-- Start of Records provided --

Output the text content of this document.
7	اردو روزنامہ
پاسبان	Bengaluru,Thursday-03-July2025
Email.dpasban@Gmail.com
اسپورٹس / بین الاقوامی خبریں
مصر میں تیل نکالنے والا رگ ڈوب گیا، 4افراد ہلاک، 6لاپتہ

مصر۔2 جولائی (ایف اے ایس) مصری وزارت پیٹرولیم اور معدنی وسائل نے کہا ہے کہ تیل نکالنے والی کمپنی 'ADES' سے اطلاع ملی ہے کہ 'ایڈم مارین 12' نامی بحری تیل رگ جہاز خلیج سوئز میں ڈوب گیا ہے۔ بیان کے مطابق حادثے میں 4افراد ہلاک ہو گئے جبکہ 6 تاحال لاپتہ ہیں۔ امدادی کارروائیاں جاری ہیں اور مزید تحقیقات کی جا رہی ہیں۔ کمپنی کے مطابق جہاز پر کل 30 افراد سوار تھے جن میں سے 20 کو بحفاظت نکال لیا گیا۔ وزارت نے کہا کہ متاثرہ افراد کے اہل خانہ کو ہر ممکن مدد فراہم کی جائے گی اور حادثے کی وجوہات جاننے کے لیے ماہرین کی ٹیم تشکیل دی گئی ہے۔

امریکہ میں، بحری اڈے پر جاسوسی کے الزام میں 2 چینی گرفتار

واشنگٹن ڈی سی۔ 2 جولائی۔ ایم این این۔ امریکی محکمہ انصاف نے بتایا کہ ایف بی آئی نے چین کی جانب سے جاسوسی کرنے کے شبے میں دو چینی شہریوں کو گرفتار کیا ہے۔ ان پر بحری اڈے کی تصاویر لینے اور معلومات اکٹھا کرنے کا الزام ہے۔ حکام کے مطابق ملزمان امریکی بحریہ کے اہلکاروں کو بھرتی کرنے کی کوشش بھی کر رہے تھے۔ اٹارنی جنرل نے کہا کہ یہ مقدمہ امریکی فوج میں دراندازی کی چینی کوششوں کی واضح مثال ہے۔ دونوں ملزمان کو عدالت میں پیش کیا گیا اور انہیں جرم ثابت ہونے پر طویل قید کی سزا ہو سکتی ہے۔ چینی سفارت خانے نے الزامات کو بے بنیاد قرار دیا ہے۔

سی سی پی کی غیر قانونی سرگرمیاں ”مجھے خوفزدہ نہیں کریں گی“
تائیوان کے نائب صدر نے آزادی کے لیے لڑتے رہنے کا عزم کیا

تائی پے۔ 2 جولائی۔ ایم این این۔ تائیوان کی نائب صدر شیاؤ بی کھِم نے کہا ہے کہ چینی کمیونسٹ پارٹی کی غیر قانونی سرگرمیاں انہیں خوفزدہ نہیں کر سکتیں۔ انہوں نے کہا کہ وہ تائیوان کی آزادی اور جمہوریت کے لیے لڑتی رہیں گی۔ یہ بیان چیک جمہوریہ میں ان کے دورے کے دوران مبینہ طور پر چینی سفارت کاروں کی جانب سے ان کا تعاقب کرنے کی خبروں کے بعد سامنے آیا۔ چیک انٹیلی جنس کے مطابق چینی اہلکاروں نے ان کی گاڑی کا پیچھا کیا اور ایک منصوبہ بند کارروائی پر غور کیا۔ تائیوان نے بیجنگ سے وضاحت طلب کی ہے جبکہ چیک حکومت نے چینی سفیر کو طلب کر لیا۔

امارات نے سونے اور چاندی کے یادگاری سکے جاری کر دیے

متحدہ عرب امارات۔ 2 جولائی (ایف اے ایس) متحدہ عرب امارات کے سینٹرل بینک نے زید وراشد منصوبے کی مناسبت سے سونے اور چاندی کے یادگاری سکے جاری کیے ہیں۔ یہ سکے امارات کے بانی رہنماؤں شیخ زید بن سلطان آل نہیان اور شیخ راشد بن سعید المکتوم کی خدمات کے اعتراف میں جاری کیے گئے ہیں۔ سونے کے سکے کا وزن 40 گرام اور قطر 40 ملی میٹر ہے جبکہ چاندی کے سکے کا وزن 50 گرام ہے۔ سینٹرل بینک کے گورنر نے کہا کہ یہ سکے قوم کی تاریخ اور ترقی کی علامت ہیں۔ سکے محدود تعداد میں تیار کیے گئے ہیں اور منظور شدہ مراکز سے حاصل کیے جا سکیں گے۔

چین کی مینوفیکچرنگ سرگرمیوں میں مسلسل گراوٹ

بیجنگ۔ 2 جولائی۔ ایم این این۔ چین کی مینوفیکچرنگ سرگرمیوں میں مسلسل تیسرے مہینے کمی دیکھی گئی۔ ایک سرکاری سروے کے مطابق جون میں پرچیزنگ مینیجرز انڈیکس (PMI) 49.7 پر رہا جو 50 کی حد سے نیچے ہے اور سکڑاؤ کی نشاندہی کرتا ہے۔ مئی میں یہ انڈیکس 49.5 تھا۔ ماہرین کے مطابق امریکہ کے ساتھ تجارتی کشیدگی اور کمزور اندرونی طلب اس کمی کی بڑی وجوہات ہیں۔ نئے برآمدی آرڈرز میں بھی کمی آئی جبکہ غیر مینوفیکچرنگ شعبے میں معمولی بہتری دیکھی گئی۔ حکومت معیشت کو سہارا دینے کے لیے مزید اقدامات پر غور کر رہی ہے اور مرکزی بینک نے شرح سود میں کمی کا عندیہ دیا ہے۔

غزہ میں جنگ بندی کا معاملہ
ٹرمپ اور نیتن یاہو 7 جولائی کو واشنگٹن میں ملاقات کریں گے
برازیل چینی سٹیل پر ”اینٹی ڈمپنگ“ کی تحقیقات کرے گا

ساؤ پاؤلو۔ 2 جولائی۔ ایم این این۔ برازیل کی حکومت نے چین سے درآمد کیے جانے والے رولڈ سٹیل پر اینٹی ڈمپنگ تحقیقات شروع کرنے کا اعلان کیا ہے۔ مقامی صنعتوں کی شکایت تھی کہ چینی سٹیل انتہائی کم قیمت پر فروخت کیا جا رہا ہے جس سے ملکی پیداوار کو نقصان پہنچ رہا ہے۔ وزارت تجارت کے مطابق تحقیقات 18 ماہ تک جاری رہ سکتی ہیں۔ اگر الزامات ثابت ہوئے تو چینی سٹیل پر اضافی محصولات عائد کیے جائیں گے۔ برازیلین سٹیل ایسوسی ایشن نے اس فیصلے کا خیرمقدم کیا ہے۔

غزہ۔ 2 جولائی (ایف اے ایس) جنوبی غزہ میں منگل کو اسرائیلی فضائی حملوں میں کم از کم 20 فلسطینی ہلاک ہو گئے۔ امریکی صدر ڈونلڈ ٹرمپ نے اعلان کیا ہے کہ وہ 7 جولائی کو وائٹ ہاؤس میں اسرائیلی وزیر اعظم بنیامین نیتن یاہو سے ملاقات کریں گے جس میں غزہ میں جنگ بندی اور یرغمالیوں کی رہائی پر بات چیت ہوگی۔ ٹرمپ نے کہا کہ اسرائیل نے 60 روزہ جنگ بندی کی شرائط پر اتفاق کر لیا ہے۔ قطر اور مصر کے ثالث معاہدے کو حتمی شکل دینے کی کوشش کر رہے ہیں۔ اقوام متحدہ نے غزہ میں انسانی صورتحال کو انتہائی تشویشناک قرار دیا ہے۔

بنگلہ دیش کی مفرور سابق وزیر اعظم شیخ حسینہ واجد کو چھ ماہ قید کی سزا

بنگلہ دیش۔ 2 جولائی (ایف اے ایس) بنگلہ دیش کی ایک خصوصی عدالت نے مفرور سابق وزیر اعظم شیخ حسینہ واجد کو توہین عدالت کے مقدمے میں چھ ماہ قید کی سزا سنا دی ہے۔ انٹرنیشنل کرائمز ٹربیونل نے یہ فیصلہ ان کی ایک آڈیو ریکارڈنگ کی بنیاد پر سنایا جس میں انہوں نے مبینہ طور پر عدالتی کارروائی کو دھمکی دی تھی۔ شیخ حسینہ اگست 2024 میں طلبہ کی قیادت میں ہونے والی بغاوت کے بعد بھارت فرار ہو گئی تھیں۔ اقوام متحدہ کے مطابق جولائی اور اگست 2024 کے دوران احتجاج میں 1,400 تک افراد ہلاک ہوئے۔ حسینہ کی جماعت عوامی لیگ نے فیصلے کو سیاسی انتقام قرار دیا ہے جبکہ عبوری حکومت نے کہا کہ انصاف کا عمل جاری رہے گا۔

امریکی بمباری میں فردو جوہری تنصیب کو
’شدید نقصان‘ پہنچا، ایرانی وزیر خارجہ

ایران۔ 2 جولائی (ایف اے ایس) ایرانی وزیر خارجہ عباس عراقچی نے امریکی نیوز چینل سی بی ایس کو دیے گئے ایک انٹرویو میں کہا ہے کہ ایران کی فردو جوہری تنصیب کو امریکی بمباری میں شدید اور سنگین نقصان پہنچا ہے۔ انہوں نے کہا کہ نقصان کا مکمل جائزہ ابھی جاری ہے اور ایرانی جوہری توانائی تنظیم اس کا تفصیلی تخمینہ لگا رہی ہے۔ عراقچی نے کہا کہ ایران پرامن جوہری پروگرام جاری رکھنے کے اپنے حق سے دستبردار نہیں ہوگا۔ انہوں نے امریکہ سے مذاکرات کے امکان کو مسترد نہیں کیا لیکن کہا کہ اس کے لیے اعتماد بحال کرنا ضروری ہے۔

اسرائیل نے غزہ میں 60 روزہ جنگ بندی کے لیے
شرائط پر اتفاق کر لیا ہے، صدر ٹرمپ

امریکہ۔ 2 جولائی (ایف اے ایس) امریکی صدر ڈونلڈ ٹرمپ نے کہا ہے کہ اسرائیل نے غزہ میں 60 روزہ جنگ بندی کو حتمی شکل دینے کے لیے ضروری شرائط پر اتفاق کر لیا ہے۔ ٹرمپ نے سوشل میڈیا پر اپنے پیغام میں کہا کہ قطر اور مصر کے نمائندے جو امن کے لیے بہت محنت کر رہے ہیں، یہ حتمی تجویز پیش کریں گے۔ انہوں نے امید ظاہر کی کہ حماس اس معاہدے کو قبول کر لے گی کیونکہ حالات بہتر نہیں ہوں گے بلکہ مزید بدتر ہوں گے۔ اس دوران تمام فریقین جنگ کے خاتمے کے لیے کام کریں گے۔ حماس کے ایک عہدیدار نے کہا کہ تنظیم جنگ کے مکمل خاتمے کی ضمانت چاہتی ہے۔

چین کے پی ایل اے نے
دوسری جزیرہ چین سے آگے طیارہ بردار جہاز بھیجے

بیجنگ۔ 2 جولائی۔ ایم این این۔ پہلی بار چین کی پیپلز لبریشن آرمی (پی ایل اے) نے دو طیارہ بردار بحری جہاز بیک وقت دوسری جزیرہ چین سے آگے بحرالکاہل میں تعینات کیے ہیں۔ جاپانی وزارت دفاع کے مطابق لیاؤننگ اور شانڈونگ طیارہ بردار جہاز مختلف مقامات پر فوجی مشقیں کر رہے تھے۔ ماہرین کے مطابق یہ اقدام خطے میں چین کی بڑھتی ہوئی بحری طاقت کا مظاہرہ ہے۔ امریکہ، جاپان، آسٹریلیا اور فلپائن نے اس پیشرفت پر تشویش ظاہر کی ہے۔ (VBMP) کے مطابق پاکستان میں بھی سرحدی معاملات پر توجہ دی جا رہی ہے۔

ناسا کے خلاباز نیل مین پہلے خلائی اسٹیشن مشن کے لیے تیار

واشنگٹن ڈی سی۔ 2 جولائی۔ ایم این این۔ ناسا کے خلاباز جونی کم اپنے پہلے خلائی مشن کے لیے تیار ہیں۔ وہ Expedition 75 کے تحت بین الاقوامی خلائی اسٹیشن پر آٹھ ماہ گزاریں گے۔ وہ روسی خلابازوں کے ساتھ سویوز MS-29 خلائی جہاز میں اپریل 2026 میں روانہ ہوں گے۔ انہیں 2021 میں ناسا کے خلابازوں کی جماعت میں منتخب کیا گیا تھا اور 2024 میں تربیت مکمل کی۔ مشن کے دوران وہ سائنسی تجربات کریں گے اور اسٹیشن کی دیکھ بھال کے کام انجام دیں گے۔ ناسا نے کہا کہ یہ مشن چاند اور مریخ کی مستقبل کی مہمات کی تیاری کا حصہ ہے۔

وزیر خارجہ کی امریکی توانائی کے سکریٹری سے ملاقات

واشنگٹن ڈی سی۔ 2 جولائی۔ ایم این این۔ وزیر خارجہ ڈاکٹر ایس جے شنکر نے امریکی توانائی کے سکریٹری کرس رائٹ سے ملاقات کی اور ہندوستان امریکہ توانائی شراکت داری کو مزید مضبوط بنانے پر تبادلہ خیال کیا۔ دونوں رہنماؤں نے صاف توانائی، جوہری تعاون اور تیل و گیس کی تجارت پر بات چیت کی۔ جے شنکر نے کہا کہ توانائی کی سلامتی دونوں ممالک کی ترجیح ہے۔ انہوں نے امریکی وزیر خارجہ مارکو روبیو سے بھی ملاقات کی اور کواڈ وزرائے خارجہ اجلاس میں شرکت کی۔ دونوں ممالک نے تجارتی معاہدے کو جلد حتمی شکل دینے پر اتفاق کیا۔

-- End of Records provided --

__Request__: From the entries above, copy each line holding "اینٹی".

__Completed task__:
برازیل چینی سٹیل پر ”اینٹی ڈمپنگ“ کی تحقیقات کرے گا
ساؤ پاؤلو۔ 2 جولائی۔ ایم این این۔ برازیل کی حکومت نے چین سے درآمد کیے جانے والے رولڈ سٹیل پر اینٹی ڈمپنگ تحقیقات شروع کرنے کا اعلان کیا ہے۔ مقامی صنعتوں کی شکایت تھی کہ چینی سٹیل انتہائی کم قیمت پر فروخت کیا جا رہا ہے جس سے ملکی پیداوار کو نقصان پہنچ رہا ہے۔ وزارت تجارت کے مطابق تحقیقات 18 ماہ تک جاری رہ سکتی ہیں۔ اگر الزامات ثابت ہوئے تو چینی سٹیل پر اضافی محصولات عائد کیے جائیں گے۔ برازیلین سٹیل ایسوسی ایشن نے اس فیصلے کا خیرمقدم کیا ہے۔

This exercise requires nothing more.